2) Exploring Numbers with 10 000. Teachers may use guide questions to scaffold and extract patterns and similarities from students based on their own concepts. The teachers should also let the students generalize and find their own solutions and patterns. This may be applied to different topics in subtraction, place value and addition as well, which can all be integrated into one lesson study for the week.

However one teacher raised the issue of the complexity of the integrated lesson study which he thought would confuse the students just as much as the teacher would be confused especially on his lesson study for the week. But then the speaker pointed out that was exactly what the old curriculum had been inhibiting the teachers and students to think in high order critical thinking,no integration and connections on the topics in mathematics.

3) Looking at Multiplication Errors. Teachers may give out questions for the students and applying the technique of Cuisinaire Rods; that is, using fractions, grouping the students by problem sets and letting them come up with their own generalizations.

4) Fractions as Percentages. Teachers may apply paired grouping in this lesson study and draw models to illustrate fractions to integrate with percentages (using proper and improper fractions). This may also be the time to scaffold terms used previously.

One teacher raised a question on the structure of the lesson plan and how to apply the lesson proper. The speaker said that the ultimate end product of lesson study is assessment and evaluation of the student’s knowledge in the different math problem sets presented for the day. This he said is termed as the problem-structured approach.

5) Average and Making Connection. Teachers may illustrate integration of the topics in math to both cater slow learners and advanced students; also by using extension questions. Teachers may also use pattern mobiles by using cut-out shapes of the different topics in math for the week.

Finally the speaker left the participants with an activity on formulating high level tasks for their classes for one week, by using the lesson study problemstructured approach, guide questions, multiple choice questions and report on its implementation.

Katha 2014: Singapore Math and PSA

Minutes of the workshop transcribed. Speaker Ms. Pauline Mangulabnan.

KATHA 2014: Day 2: 

PSA Japan

Ms. Pauline Mangulabnan

De La Salle University Manila

July 26, 2014

Minutes of the Workshop

1. Introduction. The speaker first presented a photo of a classroom with students for the teacher-participants to interpret it in different ways. She explained that teaching plans should not produce monotonous teaching, but should be a one-to-one teaching with one-to-one assessment per student. This should end with a post-lesson discussion in class.

2. Lesson Study. Lesson Study is a professional development model where the teacher practice their research in Japan (called jugyou kenkyuu). This is a collaborative effort where research is put into practice and the lesson study is a partnership of theory and practice. It is also a collaborative effort and a systemized cycle in teaching.

2.1. Lesson Study Cycle. The lesson study cycle should start with a identifying a goal or a problem. This is a Japanese way of teaching students to achieve a motivation for each student for advancement in their learning. This is also a transition for primary to secondary learning which is a number one dilemma according to one of the teachers who raised the issue.

For Mathematics, the teachers should let the students enjoy the fun of discovering and achieving knowledge through their own unique methods. The speaker said it should be remembered that there are 6 years of elementary schooling and another 3 years of transition middle schooling and this should be addressed properly and in the most efficient way possible. The grade levels in Grade 1 for example, should be able to master addition, by Grade 4 arithmetic equations, by Grade 6 Division and Multiplication.

■ Stated problem 1
In the workshop minutes on lesson study, what is the Japanese term for lesson study?
■ Stated problem 2
Write the next few sentences of the workshop minutes on lesson study, picking up after their final sentence.

■ Information provided

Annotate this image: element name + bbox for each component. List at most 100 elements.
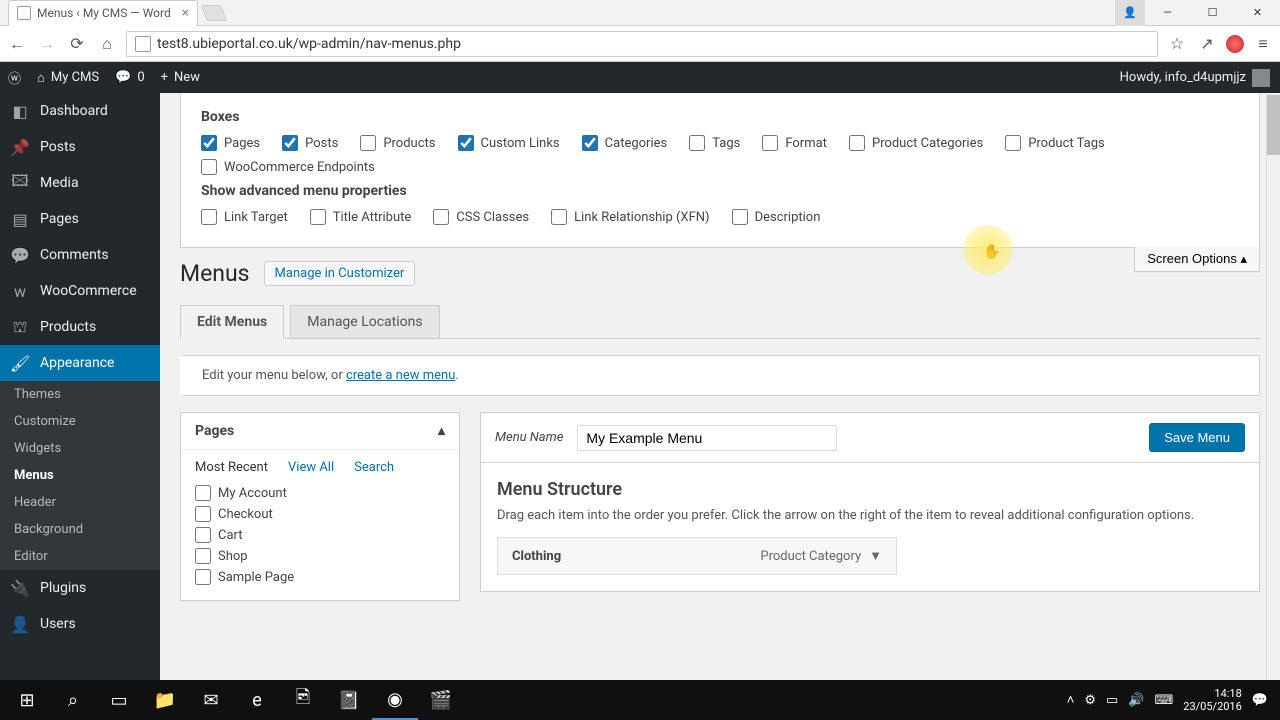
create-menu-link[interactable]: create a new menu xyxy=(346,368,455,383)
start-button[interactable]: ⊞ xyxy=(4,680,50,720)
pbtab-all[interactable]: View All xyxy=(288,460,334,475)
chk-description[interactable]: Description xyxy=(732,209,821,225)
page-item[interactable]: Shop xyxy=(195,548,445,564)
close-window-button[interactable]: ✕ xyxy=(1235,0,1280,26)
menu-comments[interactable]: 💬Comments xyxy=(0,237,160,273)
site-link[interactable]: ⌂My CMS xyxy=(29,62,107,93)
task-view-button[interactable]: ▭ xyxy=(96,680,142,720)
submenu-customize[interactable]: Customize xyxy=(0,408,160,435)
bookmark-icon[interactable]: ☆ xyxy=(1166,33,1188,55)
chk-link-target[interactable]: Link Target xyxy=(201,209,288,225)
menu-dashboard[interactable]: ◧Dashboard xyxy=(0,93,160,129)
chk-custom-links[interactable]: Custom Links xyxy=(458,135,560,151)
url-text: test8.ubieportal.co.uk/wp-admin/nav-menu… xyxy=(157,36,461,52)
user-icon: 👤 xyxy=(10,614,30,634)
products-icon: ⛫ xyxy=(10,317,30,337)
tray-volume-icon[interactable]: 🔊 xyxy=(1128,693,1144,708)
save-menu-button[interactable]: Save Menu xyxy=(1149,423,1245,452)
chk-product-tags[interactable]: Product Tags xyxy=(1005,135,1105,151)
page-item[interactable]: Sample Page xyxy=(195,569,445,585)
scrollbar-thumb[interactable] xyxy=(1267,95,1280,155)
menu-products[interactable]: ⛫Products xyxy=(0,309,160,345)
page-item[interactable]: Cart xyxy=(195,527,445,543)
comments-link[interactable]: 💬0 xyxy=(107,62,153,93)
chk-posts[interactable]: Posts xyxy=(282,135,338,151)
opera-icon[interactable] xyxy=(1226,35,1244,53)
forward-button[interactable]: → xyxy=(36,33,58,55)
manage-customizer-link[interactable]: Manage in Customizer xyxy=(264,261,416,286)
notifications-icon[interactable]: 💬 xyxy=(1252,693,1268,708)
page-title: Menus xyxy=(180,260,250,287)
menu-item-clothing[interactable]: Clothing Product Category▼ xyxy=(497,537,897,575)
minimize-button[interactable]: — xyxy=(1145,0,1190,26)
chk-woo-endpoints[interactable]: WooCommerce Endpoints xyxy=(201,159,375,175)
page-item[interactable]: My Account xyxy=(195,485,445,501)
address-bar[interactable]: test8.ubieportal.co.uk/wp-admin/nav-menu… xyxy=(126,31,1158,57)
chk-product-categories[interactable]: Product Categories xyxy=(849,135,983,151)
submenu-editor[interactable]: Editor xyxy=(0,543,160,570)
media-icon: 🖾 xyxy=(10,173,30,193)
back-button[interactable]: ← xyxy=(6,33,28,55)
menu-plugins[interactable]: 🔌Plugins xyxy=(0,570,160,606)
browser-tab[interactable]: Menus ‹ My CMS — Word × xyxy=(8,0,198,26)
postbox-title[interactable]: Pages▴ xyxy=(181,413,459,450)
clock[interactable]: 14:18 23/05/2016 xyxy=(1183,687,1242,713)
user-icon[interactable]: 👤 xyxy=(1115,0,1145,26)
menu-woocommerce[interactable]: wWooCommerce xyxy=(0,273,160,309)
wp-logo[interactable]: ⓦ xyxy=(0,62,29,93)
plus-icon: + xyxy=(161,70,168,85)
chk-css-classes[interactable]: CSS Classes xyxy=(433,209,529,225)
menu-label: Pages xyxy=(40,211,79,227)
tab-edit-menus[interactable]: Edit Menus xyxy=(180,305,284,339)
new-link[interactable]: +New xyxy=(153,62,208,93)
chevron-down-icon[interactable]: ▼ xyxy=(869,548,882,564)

■ Exercise output 1
Jugyou kenkyuu.

■ Exercise output 2
There should also be a collaboratively developing lesson time and teacher meeting for a prelesson preparation. That is, there should be a dryrun of the lesson study plan for the other teachers to be able to evaluate each others’ methods and further improve their lesson study. This also follows that the implementation of the lesson plan may include inviting other teachers for observation and assessment, which all results to collaborative effort.

2.2. Research Lesson. Research lesson involves a very specific and detailed lesson study where students must be very engaged in the lesson of the day. Students must also be assessed and there is an importance of teacher intervention. Teachers must devise activities and lesson for the students and let them discover the solution. 

3. Implementation. Implementation of the PSA and Lesson study plan include post-lesson plans and collaborative efforts on school-based institutions.

3.1.Postlesson Plan. There should be a debriefing of the lesson discussion and revising the traditional cycle. There should also be future directions and research trajectories. There must also be detailed lesson plan with collaborative efforts, where teachers also become researchers to be able to create a formative assessment for the students.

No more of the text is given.